Recast the items starting at the line that contains "Give me the" and ending at the line that contains "fare-price[interactable]: 21 983" as a two-column CSV with the columns instruction and response, one row per item, putting each value in a single quoted field with its line breaks turned into spaces. Leave the pictures out.

*Exercise material*
----
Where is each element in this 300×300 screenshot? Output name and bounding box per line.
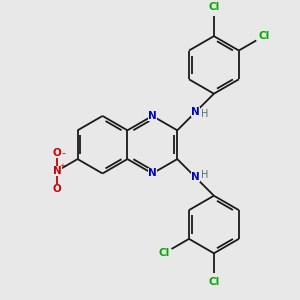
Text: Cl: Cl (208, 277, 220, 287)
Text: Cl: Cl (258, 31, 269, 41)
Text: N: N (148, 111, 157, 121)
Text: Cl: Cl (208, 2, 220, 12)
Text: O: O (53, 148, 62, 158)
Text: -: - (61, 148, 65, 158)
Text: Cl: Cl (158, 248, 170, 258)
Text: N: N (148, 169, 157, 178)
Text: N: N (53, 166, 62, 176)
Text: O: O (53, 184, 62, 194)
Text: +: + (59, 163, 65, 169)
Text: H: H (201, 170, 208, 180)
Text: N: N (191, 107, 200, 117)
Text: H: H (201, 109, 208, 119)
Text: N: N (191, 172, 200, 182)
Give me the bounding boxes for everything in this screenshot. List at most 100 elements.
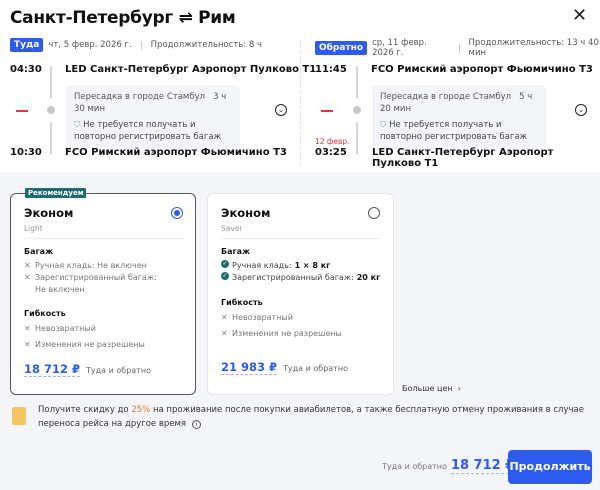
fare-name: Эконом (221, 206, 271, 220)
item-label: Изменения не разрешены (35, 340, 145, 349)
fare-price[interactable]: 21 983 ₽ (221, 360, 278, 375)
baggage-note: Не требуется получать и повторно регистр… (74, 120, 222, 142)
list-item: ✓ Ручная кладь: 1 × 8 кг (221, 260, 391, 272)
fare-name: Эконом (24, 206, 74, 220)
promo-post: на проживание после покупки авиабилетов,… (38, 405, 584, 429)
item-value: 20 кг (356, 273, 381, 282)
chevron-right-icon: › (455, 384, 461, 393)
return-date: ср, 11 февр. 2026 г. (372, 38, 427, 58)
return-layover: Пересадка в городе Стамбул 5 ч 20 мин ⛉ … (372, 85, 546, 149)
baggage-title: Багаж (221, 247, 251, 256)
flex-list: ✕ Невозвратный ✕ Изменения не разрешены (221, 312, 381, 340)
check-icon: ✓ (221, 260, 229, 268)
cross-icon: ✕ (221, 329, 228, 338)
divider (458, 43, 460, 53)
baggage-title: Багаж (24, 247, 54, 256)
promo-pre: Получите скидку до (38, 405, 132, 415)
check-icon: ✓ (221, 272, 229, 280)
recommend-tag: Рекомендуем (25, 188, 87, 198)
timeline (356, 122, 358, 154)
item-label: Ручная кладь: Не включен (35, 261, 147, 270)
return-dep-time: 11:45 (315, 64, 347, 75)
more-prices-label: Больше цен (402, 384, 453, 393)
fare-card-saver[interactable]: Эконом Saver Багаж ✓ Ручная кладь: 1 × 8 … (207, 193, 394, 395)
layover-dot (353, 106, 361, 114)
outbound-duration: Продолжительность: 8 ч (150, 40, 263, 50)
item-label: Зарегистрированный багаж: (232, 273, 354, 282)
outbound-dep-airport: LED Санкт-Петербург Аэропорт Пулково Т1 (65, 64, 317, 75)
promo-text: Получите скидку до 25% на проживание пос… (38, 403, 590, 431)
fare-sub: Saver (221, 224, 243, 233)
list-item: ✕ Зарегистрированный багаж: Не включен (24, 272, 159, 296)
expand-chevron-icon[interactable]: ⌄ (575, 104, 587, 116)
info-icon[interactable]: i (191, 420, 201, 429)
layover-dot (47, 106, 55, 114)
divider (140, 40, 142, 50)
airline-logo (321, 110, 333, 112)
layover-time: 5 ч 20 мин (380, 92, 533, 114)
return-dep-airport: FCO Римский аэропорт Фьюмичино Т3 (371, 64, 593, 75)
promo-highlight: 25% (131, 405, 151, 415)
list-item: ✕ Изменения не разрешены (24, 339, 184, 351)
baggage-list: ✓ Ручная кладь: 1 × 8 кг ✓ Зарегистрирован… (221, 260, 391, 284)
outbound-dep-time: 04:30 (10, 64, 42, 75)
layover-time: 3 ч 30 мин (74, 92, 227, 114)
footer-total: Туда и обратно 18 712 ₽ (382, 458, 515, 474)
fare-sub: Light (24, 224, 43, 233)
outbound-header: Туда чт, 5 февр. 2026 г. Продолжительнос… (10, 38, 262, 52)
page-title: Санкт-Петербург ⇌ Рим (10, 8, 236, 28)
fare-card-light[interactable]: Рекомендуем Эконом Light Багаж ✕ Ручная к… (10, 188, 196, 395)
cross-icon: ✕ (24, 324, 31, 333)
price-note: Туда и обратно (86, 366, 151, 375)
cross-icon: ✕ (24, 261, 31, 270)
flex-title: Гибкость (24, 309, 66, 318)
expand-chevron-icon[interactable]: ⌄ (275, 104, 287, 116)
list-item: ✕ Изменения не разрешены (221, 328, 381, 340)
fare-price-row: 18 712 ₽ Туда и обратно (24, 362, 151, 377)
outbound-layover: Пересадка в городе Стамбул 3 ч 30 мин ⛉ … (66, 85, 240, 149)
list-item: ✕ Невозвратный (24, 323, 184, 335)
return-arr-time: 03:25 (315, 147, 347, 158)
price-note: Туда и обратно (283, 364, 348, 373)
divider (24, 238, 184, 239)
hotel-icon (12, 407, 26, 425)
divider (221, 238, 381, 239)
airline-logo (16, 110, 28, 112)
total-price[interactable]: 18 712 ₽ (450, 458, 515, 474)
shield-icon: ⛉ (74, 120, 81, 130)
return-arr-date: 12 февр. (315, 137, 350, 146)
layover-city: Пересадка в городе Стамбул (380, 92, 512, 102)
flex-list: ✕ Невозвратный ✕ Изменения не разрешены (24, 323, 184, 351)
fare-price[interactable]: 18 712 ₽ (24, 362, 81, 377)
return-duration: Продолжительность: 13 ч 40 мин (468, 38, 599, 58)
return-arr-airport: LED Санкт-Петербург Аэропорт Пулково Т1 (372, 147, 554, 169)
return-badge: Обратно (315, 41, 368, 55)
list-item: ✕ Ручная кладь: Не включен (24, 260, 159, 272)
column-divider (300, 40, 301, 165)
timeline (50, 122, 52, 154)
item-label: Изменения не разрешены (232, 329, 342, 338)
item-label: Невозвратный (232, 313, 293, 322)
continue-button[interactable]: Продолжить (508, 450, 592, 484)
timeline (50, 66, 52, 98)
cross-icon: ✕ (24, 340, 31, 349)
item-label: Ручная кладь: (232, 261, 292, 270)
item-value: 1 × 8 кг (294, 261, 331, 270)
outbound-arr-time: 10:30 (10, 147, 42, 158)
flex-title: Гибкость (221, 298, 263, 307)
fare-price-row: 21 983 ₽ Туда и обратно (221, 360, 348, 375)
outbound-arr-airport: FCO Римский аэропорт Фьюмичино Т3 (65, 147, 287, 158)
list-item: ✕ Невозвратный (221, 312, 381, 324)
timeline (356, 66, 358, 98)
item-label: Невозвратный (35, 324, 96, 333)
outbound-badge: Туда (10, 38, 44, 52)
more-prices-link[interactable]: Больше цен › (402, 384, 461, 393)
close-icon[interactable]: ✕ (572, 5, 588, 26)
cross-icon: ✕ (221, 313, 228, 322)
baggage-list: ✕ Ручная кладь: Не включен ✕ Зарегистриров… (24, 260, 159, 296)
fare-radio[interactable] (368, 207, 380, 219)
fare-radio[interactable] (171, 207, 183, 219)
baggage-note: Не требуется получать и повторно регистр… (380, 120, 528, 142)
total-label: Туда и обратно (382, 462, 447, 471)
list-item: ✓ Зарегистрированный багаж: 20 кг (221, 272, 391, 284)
----
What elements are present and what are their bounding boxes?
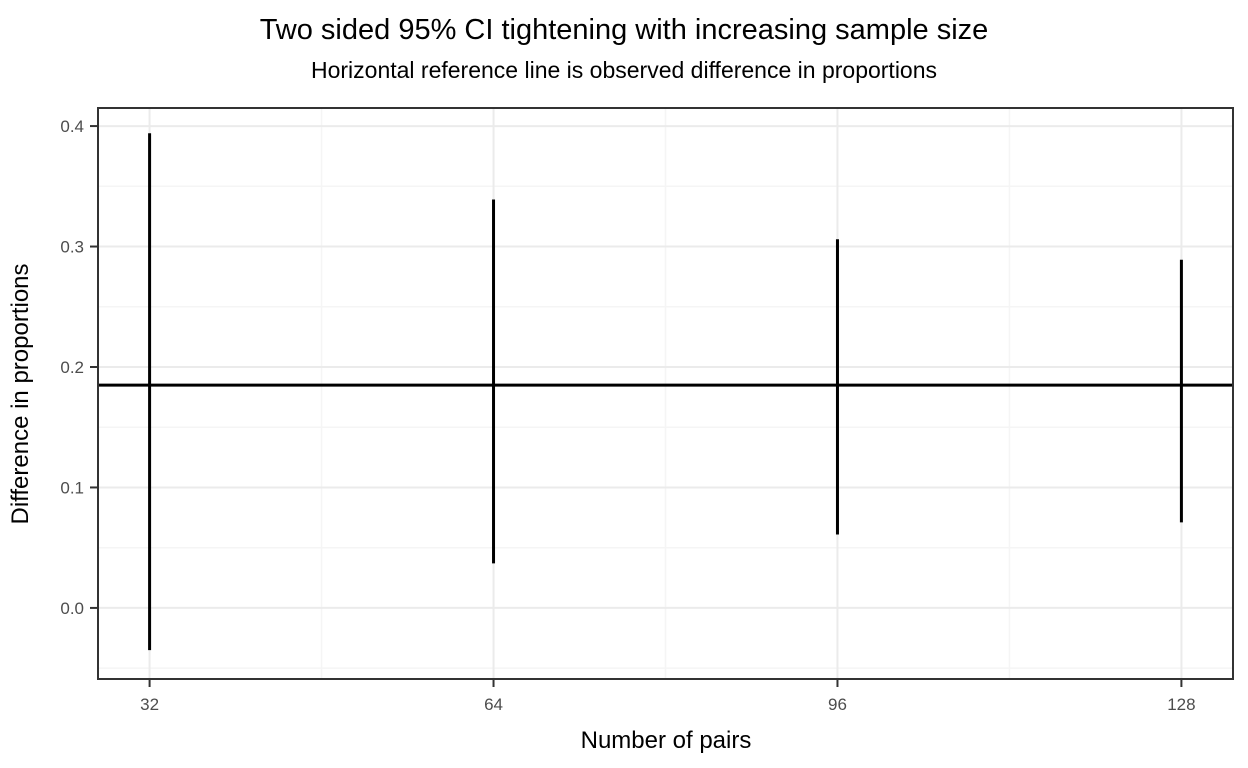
----
*Expected answer*
instruction,response
"Give me the bounding boxes for everything in this screenshot. List at most 100 elements.","fare-name: Эконом (221, 206, 271, 220) item-label: Изменения не разрешены (35, 340, 145, 349) fare-price[interactable]: 21 983 ₽ (221, 360, 278, 375)"